● PERINTAH:
Ganti "interaksi" dengan "komunikasi" pada bagian teks tentang masyarakat pedesaan dan perkotaan mulai dari "Disusun Oleh Toni" sampai "dalam suatu masyarakat.", lalu tuliskan kembali bagian itu.

Laman

Kamis, 04 November 2010

Masyarakat Pedesaan dan Perkotaan

Disusun Oleh Toni Tanamal
Rangkuman dari buku Ilmu Sosial Dasar.Dr. H. Hartomo, Dra. Arnicun Aziz
Masyarakat Pedesaan
            Manusia merupakan makhluk yang memiliki keinginan untuk menyatu dengan sesamanya serta alam lingkungan di sekitarnya. Dengan menggunakan pikiran, naluri, perasaan, keinginan dan sebagainya manusia memberi reaksi dan melakukan interaksi dengan lingkungannya. Pola interaksi sosial dihasilkan oleh hubungan yang berkesinambungan dalam suatu masyarakat.
            Pengertian desa/pedesaan Menurut Bintaro, desa merupakan perwujudan atau kesatuan goegrafi ,sosial, ekonomi, politik dan kultur yang terdapat ditempat itu (suatu daerah), dalam hubungan dan pengaruhnya secara timbal balik dengan daerah lain. Sedang menurut Paul H. Landis :Desa adalah pendudunya kurang dari 2.500 jiwa. Dengan ciri ciri sebagai berikut : mempunyai pergaulan hidup yang saling kenal mengenal antara ribuan jiwa. Ada pertalian perasaan yang sama  tentang kesukaan terhadap kebiasaan  Cara berusaha (ekonomi) adalah agraris yang paling umum yang sangat dipengaruhi alam seperti : iklim, keadaan alam ,kekayaan alam, sedangkan pekerjaan yang bukan agraris adalah bersifat sambilan
            Adapun yang dimaksud dengan desa menurut Sutardjo Kartodikusuma mengemukakan sebagai berikut : Desa adalah suatu kesatuan hukum dimana bertempat tinggal suatu masyarakat pemerintahan tersendiri[1]. Dalam UU Nomor 32 Tahun 2004 disebutkan pengertian desa sebagai kesatuan masyarakat hukum yang memiliki batas wilayah, yang berwenang untuk mengatur dan mengurus kepentingan masyarakat setempat, berdasarkan asal-usul dan adat istiadat setempat yang diakui dan dihormati dalam system pemerintahan Negara Kesatuan Republik Indonesia.

Butir dataset:
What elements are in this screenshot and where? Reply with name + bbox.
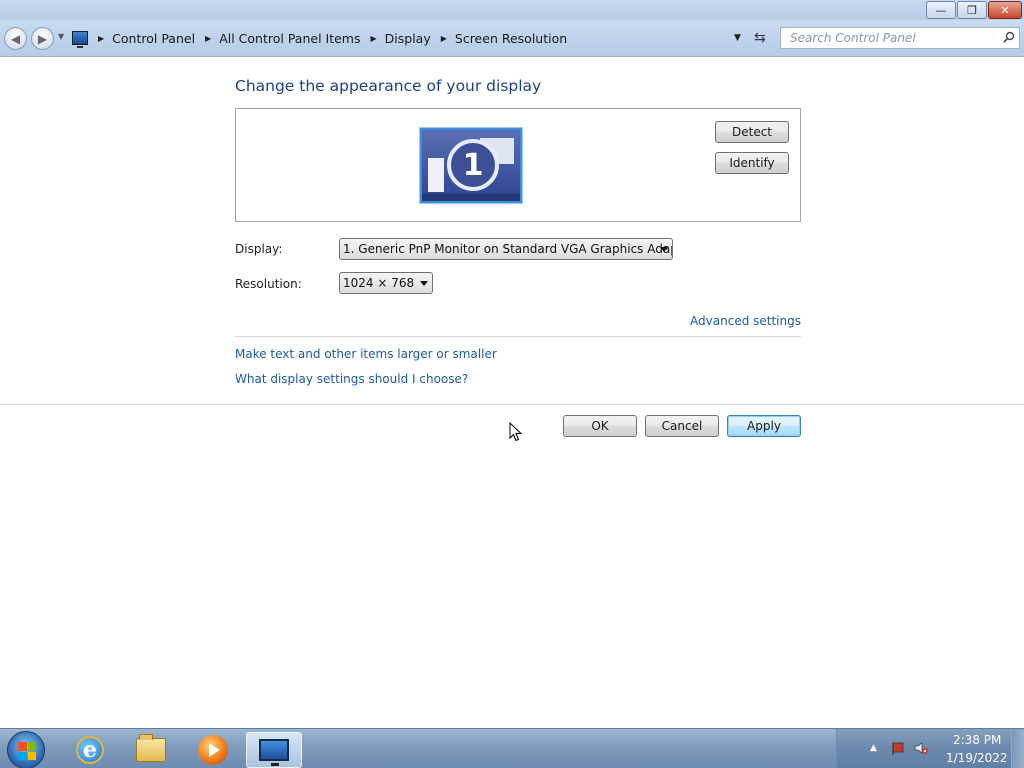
- back-button[interactable]: ◀: [4, 27, 27, 50]
- resolution-select-value: 1024 × 768: [343, 276, 415, 290]
- title-bar: — ❐ ✕: [0, 0, 1024, 20]
- detect-button[interactable]: Detect: [715, 121, 789, 143]
- breadcrumb-control-panel[interactable]: Control Panel: [112, 31, 195, 46]
- cancel-button[interactable]: Cancel: [645, 415, 719, 437]
- chevron-right-icon[interactable]: ▶: [205, 34, 211, 43]
- apply-button[interactable]: Apply: [727, 415, 801, 437]
- page-title: Change the appearance of your display: [235, 77, 542, 95]
- display-help-link[interactable]: What display settings should I choose?: [235, 372, 468, 386]
- identify-button[interactable]: Identify: [715, 152, 789, 174]
- breadcrumb[interactable]: ▶ Control Panel ▶ All Control Panel Item…: [72, 26, 750, 50]
- folder-icon: [136, 734, 166, 762]
- search-icon[interactable]: [1003, 31, 1015, 43]
- search-placeholder: Search Control Panel: [790, 31, 916, 45]
- display-select[interactable]: 1. Generic PnP Monitor on Standard VGA G…: [339, 238, 673, 260]
- show-desktop-button[interactable]: [1011, 729, 1024, 768]
- display-select-value: 1. Generic PnP Monitor on Standard VGA G…: [343, 242, 673, 256]
- screen-resolution-taskbar-button[interactable]: [246, 732, 302, 768]
- show-hidden-icons-icon[interactable]: ▲: [870, 743, 877, 753]
- control-panel-icon: [72, 31, 88, 48]
- chevron-right-icon[interactable]: ▶: [98, 34, 104, 43]
- breadcrumb-display[interactable]: Display: [385, 31, 431, 46]
- search-input[interactable]: Search Control Panel: [780, 27, 1020, 49]
- monitor-window-shape: [428, 158, 444, 192]
- breadcrumb-all-items[interactable]: All Control Panel Items: [219, 31, 360, 46]
- monitor-number: 1: [447, 139, 499, 191]
- back-arrow-icon: ◀: [10, 31, 21, 46]
- start-button[interactable]: [7, 731, 45, 768]
- close-button[interactable]: ✕: [988, 1, 1022, 19]
- ok-button[interactable]: OK: [563, 415, 637, 437]
- advanced-settings-link[interactable]: Advanced settings: [690, 314, 801, 328]
- resolution-select[interactable]: 1024 × 768: [339, 272, 433, 294]
- restore-button[interactable]: ❐: [957, 1, 987, 19]
- resolution-label: Resolution:: [235, 277, 302, 291]
- media-player-icon: [198, 735, 228, 765]
- recent-pages-dropdown-icon[interactable]: ▼: [58, 32, 64, 41]
- windows-explorer-button[interactable]: [123, 732, 179, 768]
- breadcrumb-screen-resolution[interactable]: Screen Resolution: [455, 31, 567, 46]
- internet-explorer-button[interactable]: e: [62, 732, 118, 768]
- clock-date[interactable]: 1/19/2022: [946, 751, 1008, 765]
- divider: [235, 336, 801, 337]
- media-player-button[interactable]: [185, 732, 241, 768]
- internet-explorer-icon: e: [76, 736, 104, 764]
- chevron-down-icon: [660, 247, 668, 252]
- display-monitor-icon: [259, 739, 289, 766]
- chevron-right-icon[interactable]: ▶: [371, 34, 377, 43]
- mouse-cursor-icon: [509, 422, 523, 442]
- monitor-taskbar-shape: [422, 194, 520, 201]
- forward-arrow-icon: ▶: [37, 31, 48, 46]
- clock-time[interactable]: 2:38 PM: [953, 733, 1001, 747]
- minimize-button[interactable]: —: [926, 1, 956, 19]
- volume-muted-icon[interactable]: [914, 741, 928, 755]
- windows-logo-icon: [18, 742, 36, 760]
- monitor-preview-panel: 1 Detect Identify: [235, 108, 801, 222]
- text-size-link[interactable]: Make text and other items larger or smal…: [235, 347, 497, 361]
- action-center-flag-icon[interactable]: [891, 741, 905, 755]
- address-dropdown-icon[interactable]: ▼: [734, 33, 741, 43]
- window-controls: — ❐ ✕: [926, 1, 1022, 19]
- monitor-1-icon[interactable]: 1: [420, 128, 522, 203]
- chevron-down-icon: [420, 281, 428, 286]
- chevron-right-icon[interactable]: ▶: [441, 34, 447, 43]
- refresh-icon[interactable]: ⇆: [754, 30, 766, 46]
- display-label: Display:: [235, 242, 283, 256]
- divider: [0, 404, 1024, 405]
- forward-button[interactable]: ▶: [31, 27, 54, 50]
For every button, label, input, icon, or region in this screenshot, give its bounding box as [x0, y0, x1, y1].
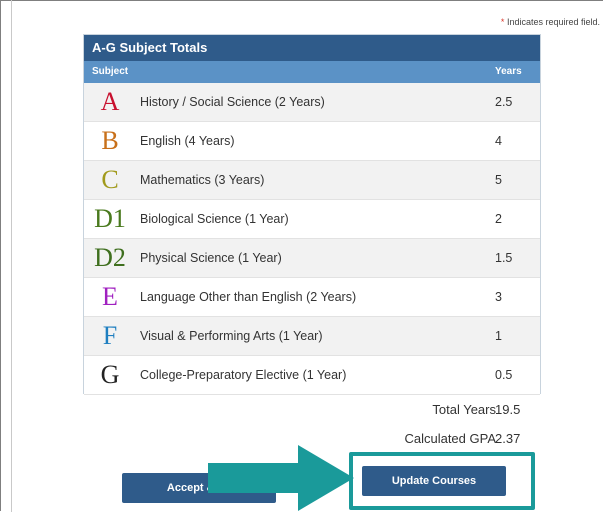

● JAWABAN LATIHAN:
Disusun Oleh Toni Tanamal
Rangkuman dari buku Ilmu Sosial Dasar.Dr. H. Hartomo, Dra. Arnicun Aziz
Masyarakat Pedesaan
            Manusia merupakan makhluk yang memiliki keinginan untuk menyatu dengan sesamanya serta alam lingkungan di sekitarnya. Dengan menggunakan pikiran, naluri, perasaan, keinginan dan sebagainya manusia memberi reaksi dan melakukan komunikasi dengan lingkungannya. Pola komunikasi sosial dihasilkan oleh hubungan yang berkesinambungan dalam suatu masyarakat.